#### [Written problem]
Wherever the string "微笑反应" occurs in a line of these records, report that line.

#### [Supplied material]

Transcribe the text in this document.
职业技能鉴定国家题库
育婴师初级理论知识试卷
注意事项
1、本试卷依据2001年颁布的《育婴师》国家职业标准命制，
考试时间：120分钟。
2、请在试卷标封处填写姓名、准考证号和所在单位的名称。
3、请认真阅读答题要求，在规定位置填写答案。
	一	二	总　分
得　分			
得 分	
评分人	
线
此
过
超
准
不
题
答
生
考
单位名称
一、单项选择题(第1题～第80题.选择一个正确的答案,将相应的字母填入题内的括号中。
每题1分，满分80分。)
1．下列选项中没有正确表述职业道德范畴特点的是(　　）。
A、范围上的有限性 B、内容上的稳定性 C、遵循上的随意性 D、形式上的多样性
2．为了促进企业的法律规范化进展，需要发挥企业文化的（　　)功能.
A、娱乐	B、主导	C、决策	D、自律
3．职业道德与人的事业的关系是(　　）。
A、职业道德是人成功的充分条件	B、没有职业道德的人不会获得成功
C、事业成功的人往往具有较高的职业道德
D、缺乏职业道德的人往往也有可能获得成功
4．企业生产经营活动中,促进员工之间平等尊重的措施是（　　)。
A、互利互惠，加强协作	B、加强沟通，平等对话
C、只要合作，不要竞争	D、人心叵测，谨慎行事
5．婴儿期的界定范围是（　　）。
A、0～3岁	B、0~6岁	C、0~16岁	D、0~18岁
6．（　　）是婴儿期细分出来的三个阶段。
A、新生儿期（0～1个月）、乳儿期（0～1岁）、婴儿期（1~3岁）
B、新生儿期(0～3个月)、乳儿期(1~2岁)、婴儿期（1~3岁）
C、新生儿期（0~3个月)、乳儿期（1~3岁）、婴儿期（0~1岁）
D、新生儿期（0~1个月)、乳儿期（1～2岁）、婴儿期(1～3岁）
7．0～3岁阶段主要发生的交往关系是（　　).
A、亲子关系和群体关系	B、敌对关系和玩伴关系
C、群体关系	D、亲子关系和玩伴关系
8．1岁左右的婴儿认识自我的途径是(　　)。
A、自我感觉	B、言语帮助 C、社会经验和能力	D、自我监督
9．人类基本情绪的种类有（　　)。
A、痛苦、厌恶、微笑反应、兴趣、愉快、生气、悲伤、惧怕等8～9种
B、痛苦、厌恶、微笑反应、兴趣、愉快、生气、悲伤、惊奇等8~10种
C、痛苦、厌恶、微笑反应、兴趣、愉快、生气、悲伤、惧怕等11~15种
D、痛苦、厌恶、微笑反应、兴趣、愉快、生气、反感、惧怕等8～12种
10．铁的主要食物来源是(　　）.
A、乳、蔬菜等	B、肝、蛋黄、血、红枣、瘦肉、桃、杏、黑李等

#### [Problem solution]
A、痛苦、厌恶、微笑反应、兴趣、愉快、生气、悲伤、惧怕等8～9种
B、痛苦、厌恶、微笑反应、兴趣、愉快、生气、悲伤、惊奇等8~10种
C、痛苦、厌恶、微笑反应、兴趣、愉快、生气、悲伤、惧怕等11~15种
D、痛苦、厌恶、微笑反应、兴趣、愉快、生气、反感、惧怕等8～12种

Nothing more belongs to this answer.